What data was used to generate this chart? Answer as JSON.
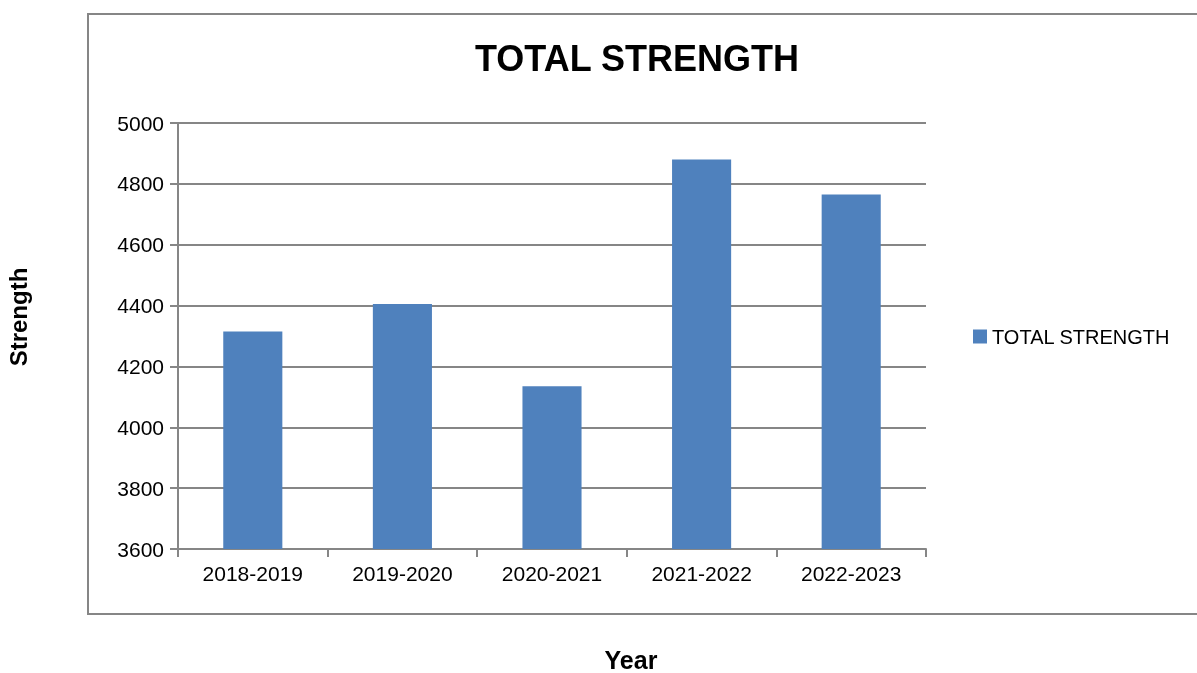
{
  "chart_data": {
    "type": "bar",
    "title": "TOTAL STRENGTH",
    "xlabel": "Year",
    "ylabel": "Strength",
    "categories": [
      "2018-2019",
      "2019-2020",
      "2020-2021",
      "2021-2022",
      "2022-2023"
    ],
    "series": [
      {
        "name": "TOTAL STRENGTH",
        "color": "#4f81bd",
        "values": [
          4315,
          4405,
          4135,
          4880,
          4765
        ]
      }
    ],
    "ylim": [
      3600,
      5000
    ],
    "yticks": [
      3600,
      3800,
      4000,
      4200,
      4400,
      4600,
      4800,
      5000
    ],
    "grid": "y",
    "legend": "right"
  }
}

***

§ Given request
Using the records given above, list every line that includes the word "TOTAL".

§ Final result
    "title": "TOTAL STRENGTH",
        "name": "TOTAL STRENGTH",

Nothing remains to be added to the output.